• _TASK DIRECTIONS_
Each record that follows should be repeated exactly, minus any images.

• _DATASET_
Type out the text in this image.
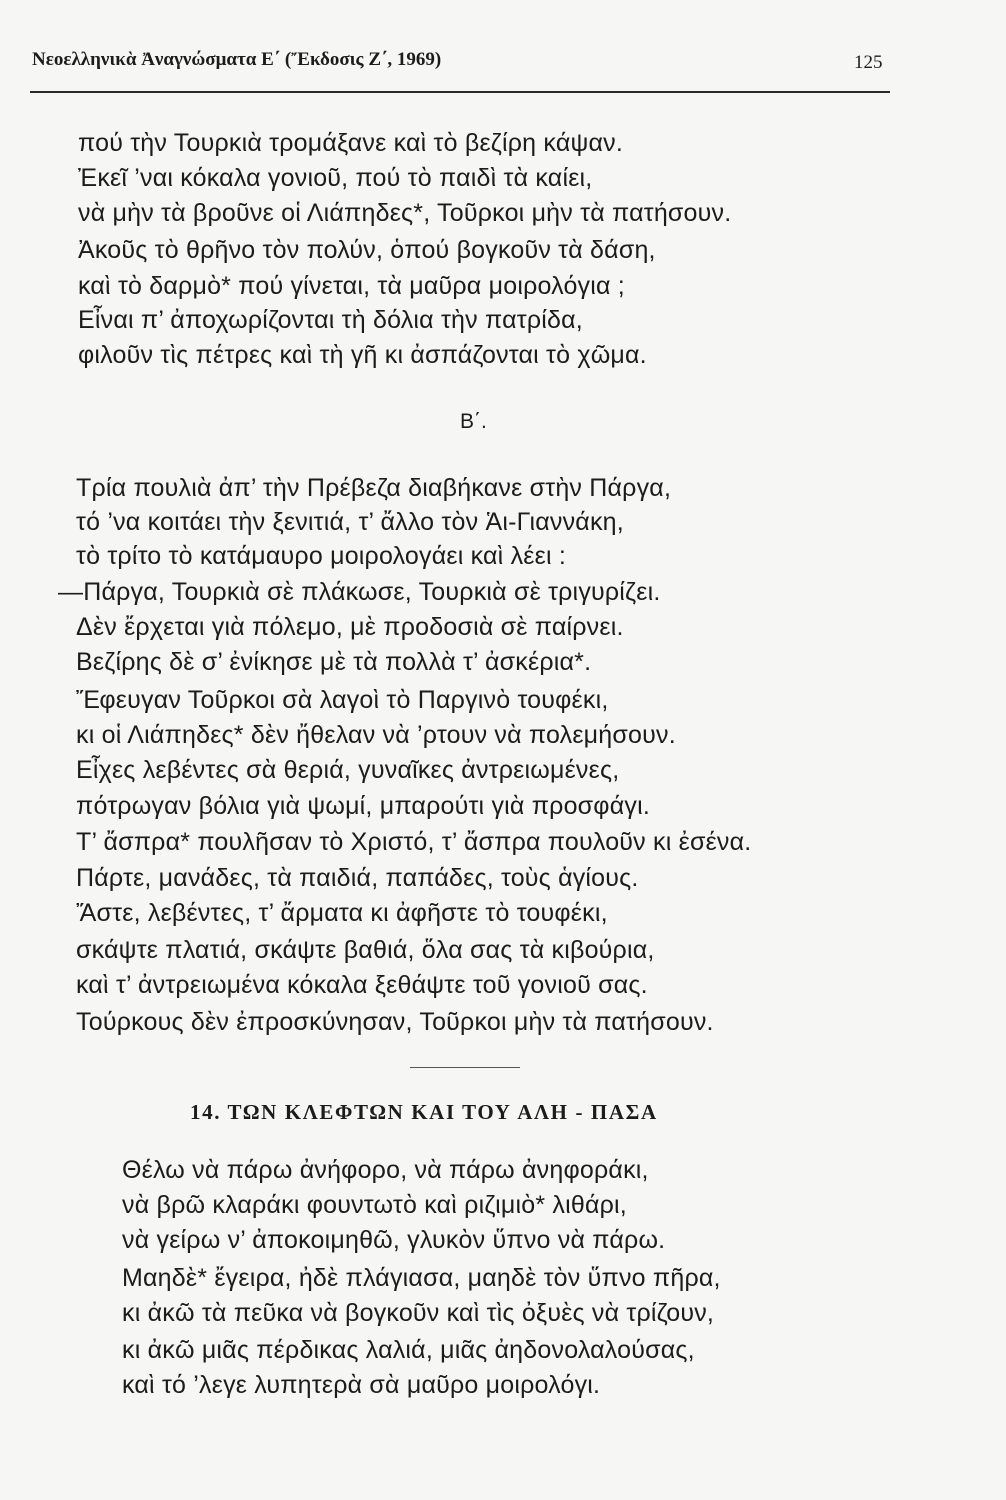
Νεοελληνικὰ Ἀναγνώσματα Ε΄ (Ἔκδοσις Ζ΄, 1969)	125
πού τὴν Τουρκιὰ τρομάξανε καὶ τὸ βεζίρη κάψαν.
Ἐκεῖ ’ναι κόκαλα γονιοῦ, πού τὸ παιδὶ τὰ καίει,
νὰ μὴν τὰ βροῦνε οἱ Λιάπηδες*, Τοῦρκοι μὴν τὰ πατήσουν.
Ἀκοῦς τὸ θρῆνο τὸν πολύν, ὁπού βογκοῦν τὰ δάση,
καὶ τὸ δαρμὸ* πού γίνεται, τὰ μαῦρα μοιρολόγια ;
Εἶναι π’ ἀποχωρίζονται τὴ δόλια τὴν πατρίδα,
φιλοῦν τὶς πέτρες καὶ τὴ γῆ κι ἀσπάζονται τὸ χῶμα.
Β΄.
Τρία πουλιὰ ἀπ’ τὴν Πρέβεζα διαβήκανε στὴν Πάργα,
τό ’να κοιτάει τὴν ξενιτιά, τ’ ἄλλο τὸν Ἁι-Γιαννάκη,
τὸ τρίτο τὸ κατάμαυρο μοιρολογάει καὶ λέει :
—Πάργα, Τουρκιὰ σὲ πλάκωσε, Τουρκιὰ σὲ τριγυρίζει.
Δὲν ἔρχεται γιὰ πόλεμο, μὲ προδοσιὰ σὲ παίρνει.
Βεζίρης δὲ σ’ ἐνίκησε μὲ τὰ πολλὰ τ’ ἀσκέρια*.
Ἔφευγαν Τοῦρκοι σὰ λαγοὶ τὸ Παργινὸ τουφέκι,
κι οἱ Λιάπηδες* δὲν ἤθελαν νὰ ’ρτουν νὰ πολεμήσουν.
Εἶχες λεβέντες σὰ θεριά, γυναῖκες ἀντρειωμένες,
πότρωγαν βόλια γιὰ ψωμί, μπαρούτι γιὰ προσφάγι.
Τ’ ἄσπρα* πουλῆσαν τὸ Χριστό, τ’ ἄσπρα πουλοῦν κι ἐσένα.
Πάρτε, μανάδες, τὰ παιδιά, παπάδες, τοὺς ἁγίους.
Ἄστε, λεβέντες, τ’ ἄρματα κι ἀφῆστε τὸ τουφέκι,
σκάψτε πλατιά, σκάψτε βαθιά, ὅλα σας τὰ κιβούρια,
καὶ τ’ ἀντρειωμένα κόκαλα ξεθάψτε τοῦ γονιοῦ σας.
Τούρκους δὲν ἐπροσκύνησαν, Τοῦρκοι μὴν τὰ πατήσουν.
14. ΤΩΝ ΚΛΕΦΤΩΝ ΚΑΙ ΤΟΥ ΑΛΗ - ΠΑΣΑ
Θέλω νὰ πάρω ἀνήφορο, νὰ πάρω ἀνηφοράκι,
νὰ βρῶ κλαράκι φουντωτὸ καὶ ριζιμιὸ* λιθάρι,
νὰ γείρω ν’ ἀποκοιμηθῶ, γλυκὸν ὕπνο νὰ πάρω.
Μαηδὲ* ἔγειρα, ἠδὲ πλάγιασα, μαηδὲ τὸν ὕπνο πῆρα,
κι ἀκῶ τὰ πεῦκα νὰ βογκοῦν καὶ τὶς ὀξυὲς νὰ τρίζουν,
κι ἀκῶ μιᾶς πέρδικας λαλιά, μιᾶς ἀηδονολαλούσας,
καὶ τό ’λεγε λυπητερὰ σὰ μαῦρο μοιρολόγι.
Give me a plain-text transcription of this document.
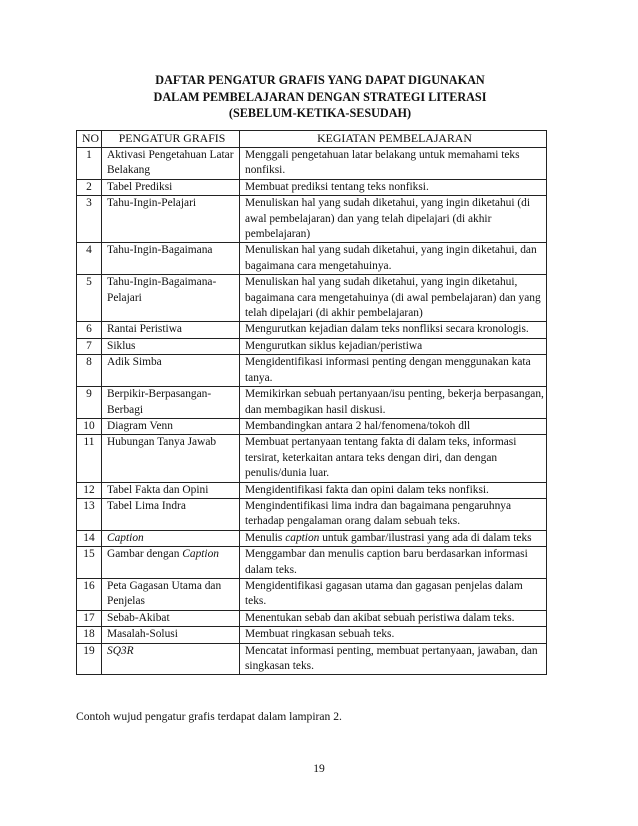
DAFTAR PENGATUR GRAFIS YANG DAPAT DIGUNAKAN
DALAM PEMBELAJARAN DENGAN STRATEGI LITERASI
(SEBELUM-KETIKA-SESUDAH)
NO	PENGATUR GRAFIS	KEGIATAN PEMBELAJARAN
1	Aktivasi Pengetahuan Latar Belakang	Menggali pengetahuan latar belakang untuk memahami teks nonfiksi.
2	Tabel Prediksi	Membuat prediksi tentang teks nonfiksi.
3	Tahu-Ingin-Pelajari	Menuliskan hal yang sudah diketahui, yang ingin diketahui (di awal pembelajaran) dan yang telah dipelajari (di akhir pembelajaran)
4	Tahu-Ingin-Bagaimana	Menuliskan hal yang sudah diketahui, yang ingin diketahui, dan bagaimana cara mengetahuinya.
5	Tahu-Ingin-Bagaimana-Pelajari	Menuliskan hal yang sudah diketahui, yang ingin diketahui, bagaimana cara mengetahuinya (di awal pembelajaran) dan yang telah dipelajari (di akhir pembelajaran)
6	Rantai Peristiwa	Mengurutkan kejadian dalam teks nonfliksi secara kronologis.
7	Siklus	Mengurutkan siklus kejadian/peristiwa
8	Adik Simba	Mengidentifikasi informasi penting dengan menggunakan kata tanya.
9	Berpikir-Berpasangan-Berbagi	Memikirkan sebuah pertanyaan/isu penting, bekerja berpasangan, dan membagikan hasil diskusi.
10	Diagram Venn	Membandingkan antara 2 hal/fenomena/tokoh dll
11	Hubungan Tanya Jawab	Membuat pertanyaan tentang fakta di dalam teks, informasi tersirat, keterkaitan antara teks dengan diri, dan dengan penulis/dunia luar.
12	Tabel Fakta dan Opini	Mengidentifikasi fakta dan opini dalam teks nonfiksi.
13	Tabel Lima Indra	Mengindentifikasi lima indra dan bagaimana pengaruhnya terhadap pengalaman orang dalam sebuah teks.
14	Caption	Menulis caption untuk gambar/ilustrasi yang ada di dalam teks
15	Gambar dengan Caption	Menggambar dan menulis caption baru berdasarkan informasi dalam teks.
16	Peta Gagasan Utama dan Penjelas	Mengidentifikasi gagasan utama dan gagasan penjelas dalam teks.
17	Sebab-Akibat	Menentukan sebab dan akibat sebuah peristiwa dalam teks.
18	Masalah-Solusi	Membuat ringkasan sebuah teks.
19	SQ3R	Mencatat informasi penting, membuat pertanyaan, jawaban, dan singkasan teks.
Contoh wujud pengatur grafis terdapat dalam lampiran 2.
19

• _RESULT_
Type out the text in this image.
Νεοελληνικὰ Ἀναγνώσματα Ε΄ (Ἔκδοσις Ζ΄, 1969)	125
πού τὴν Τουρκιὰ τρομάξανε καὶ τὸ βεζίρη κάψαν.
Ἐκεῖ ’ναι κόκαλα γονιοῦ, πού τὸ παιδὶ τὰ καίει,
νὰ μὴν τὰ βροῦνε οἱ Λιάπηδες*, Τοῦρκοι μὴν τὰ πατήσουν.
Ἀκοῦς τὸ θρῆνο τὸν πολύν, ὁπού βογκοῦν τὰ δάση,
καὶ τὸ δαρμὸ* πού γίνεται, τὰ μαῦρα μοιρολόγια ;
Εἶναι π’ ἀποχωρίζονται τὴ δόλια τὴν πατρίδα,
φιλοῦν τὶς πέτρες καὶ τὴ γῆ κι ἀσπάζονται τὸ χῶμα.
Β΄.
Τρία πουλιὰ ἀπ’ τὴν Πρέβεζα διαβήκανε στὴν Πάργα,
τό ’να κοιτάει τὴν ξενιτιά, τ’ ἄλλο τὸν Ἁι-Γιαννάκη,
τὸ τρίτο τὸ κατάμαυρο μοιρολογάει καὶ λέει :
—Πάργα, Τουρκιὰ σὲ πλάκωσε, Τουρκιὰ σὲ τριγυρίζει.
Δὲν ἔρχεται γιὰ πόλεμο, μὲ προδοσιὰ σὲ παίρνει.
Βεζίρης δὲ σ’ ἐνίκησε μὲ τὰ πολλὰ τ’ ἀσκέρια*.
Ἔφευγαν Τοῦρκοι σὰ λαγοὶ τὸ Παργινὸ τουφέκι,
κι οἱ Λιάπηδες* δὲν ἤθελαν νὰ ’ρτουν νὰ πολεμήσουν.
Εἶχες λεβέντες σὰ θεριά, γυναῖκες ἀντρειωμένες,
πότρωγαν βόλια γιὰ ψωμί, μπαρούτι γιὰ προσφάγι.
Τ’ ἄσπρα* πουλῆσαν τὸ Χριστό, τ’ ἄσπρα πουλοῦν κι ἐσένα.
Πάρτε, μανάδες, τὰ παιδιά, παπάδες, τοὺς ἁγίους.
Ἄστε, λεβέντες, τ’ ἄρματα κι ἀφῆστε τὸ τουφέκι,
σκάψτε πλατιά, σκάψτε βαθιά, ὅλα σας τὰ κιβούρια,
καὶ τ’ ἀντρειωμένα κόκαλα ξεθάψτε τοῦ γονιοῦ σας.
Τούρκους δὲν ἐπροσκύνησαν, Τοῦρκοι μὴν τὰ πατήσουν.
14. ΤΩΝ ΚΛΕΦΤΩΝ ΚΑΙ ΤΟΥ ΑΛΗ - ΠΑΣΑ
Θέλω νὰ πάρω ἀνήφορο, νὰ πάρω ἀνηφοράκι,
νὰ βρῶ κλαράκι φουντωτὸ καὶ ριζιμιὸ* λιθάρι,
νὰ γείρω ν’ ἀποκοιμηθῶ, γλυκὸν ὕπνο νὰ πάρω.
Μαηδὲ* ἔγειρα, ἠδὲ πλάγιασα, μαηδὲ τὸν ὕπνο πῆρα,
κι ἀκῶ τὰ πεῦκα νὰ βογκοῦν καὶ τὶς ὀξυὲς νὰ τρίζουν,
κι ἀκῶ μιᾶς πέρδικας λαλιά, μιᾶς ἀηδονολαλούσας,
καὶ τό ’λεγε λυπητερὰ σὰ μαῦρο μοιρολόγι.
Give me a plain-text transcription of this document.
DAFTAR PENGATUR GRAFIS YANG DAPAT DIGUNAKAN
DALAM PEMBELAJARAN DENGAN STRATEGI LITERASI
(SEBELUM-KETIKA-SESUDAH)
NO	PENGATUR GRAFIS	KEGIATAN PEMBELAJARAN
1	Aktivasi Pengetahuan Latar Belakang	Menggali pengetahuan latar belakang untuk memahami teks nonfiksi.
2	Tabel Prediksi	Membuat prediksi tentang teks nonfiksi.
3	Tahu-Ingin-Pelajari	Menuliskan hal yang sudah diketahui, yang ingin diketahui (di awal pembelajaran) dan yang telah dipelajari (di akhir pembelajaran)
4	Tahu-Ingin-Bagaimana	Menuliskan hal yang sudah diketahui, yang ingin diketahui, dan bagaimana cara mengetahuinya.
5	Tahu-Ingin-Bagaimana-Pelajari	Menuliskan hal yang sudah diketahui, yang ingin diketahui, bagaimana cara mengetahuinya (di awal pembelajaran) dan yang telah dipelajari (di akhir pembelajaran)
6	Rantai Peristiwa	Mengurutkan kejadian dalam teks nonfliksi secara kronologis.
7	Siklus	Mengurutkan siklus kejadian/peristiwa
8	Adik Simba	Mengidentifikasi informasi penting dengan menggunakan kata tanya.
9	Berpikir-Berpasangan-Berbagi	Memikirkan sebuah pertanyaan/isu penting, bekerja berpasangan, dan membagikan hasil diskusi.
10	Diagram Venn	Membandingkan antara 2 hal/fenomena/tokoh dll
11	Hubungan Tanya Jawab	Membuat pertanyaan tentang fakta di dalam teks, informasi tersirat, keterkaitan antara teks dengan diri, dan dengan penulis/dunia luar.
12	Tabel Fakta dan Opini	Mengidentifikasi fakta dan opini dalam teks nonfiksi.
13	Tabel Lima Indra	Mengindentifikasi lima indra dan bagaimana pengaruhnya terhadap pengalaman orang dalam sebuah teks.
14	Caption	Menulis caption untuk gambar/ilustrasi yang ada di dalam teks
15	Gambar dengan Caption	Menggambar dan menulis caption baru berdasarkan informasi dalam teks.
16	Peta Gagasan Utama dan Penjelas	Mengidentifikasi gagasan utama dan gagasan penjelas dalam teks.
17	Sebab-Akibat	Menentukan sebab dan akibat sebuah peristiwa dalam teks.
18	Masalah-Solusi	Membuat ringkasan sebuah teks.
19	SQ3R	Mencatat informasi penting, membuat pertanyaan, jawaban, dan singkasan teks.
Contoh wujud pengatur grafis terdapat dalam lampiran 2.
19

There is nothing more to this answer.